Menuju konten utama

Saat Satpol PP Hadapi Penghuni Rumah Semi Permanen Kalijodo

Bangunan semi permanen di dekat RPTRA Kalijodo sempat menghilang. Tapi setelah Ahok tumbang di Pilkada DKI Jakarta, bangunan itu kembali menjamur.

Saat Satpol PP Hadapi Penghuni Rumah Semi Permanen Kalijodo
Warga kembali tinggal di kawasan kolong tol Pluit-Tomang, yang berada di Kalijodo, Penjaringan, Jakarta Utara. tirto.id/Andrey Gromico

tirto.id - Kolong Tol Pluit-Tomang dipenuhi puluhan bangunan semi permanen. Tepatnya di Jalan Kepanduan I, Pejagalan, Penjaringan, Jakarta Utara. Kepala Satuan Polisi Pamong Praja (Satpol PP) Provinsi DKI Jakarta, Jupan Royter meradang. Lalu Jupan mengumpulkan seluruh anggotanya yang bertugas di wilayah Jakarta Utara.

“Jakarta Utara lakukan shock teraphy, kerahin mobilmu di situ. Kita bukan mau melakukan penertiban. Biar mereka bongkar sendiri, tegur saja!” perintah kepada anak buahnya itu dituturkan ulang oleh Jupan pada Tirto di Balaikota DKI Jakarta, Selasa (6/6/2017).

“Kami ingin tunjukkan jangan Plt. Gubernur (Djarot Saiful Hidayat) dianggap lemah,” imbuhnya.

Keesokan harinya, Jumat (2/6/2017) sekitar pukul 14.00 WIB, sebanyak 500 personil Satpol PP tiba di Jalan Kepanduan I. Turun dari mobil, mereka langsung membentuk barisan. Datang tanpa membawa pentungan, helm, maupun tameng mereka disiagakan oleh Wakil Kepala Satpol PP DKI Jakarta, Hidayatullah.

Sekitar 10 menit kemudian, Hidayatullah melihat beberapa orang keluar dari gang yang berisi bangunan-bangunan semi permanen. Sambil membawa golok, mereka menanti Satpol PP mendekat. Hidayatullah langsung memerintahkan menarik seluruh pasukannya untuk kembali. Pasukan digiring ke Kantor Kecamatan Penjaringan, jaraknya sekitar 2 kilometer.

“Ajudan saya bilang, situasi tidak kondusif di Kalijodo, personel sudah ditarik,” kata Jupan.

Saat itu Jupan berada di dalam mobil. Dia berangkat belakangan dan sempat terjebak macet. Saat pasukan ditarik, Jupan belum tiba di lokasi, tetapi sudah dekat, sekitar 100 meter dari lokasi, sehingga dapat melihat penarikan petugas Satpol PP dari kaca jendela mobil.

DATA SUMBER.

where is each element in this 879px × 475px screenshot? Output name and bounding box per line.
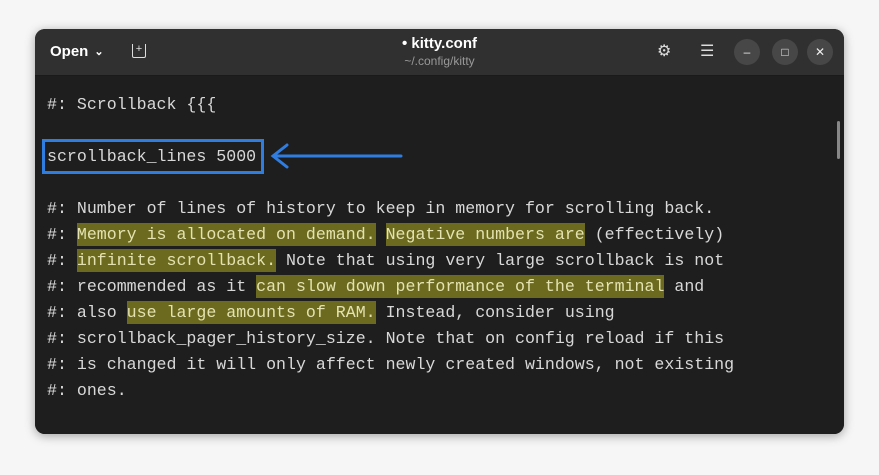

KETENTUAN TUGAS.
1: Terjemahkan kalimat "Turun dari mobil, mereka langsung membentuk barisan." dari artikel tentang Kalijodo ke dalam bahasa Inggris.
2: Ketik ulang bagian artikel tentang Kalijodo mulai dari "Sekitar 10 menit" sampai dengan "sekitar 2 kilometer.".
Kerjakan hanya dengan berpegang pada artikel.

HASIL BERURUTAN.
1: Getting out of the cars, they immediately formed ranks.

2:
Sekitar 10 menit kemudian, Hidayatullah melihat beberapa orang keluar dari gang yang berisi bangunan-bangunan semi permanen. Sambil membawa golok, mereka menanti Satpol PP mendekat. Hidayatullah langsung memerintahkan menarik seluruh pasukannya untuk kembali. Pasukan digiring ke Kantor Kecamatan Penjaringan, jaraknya sekitar 2 kilometer.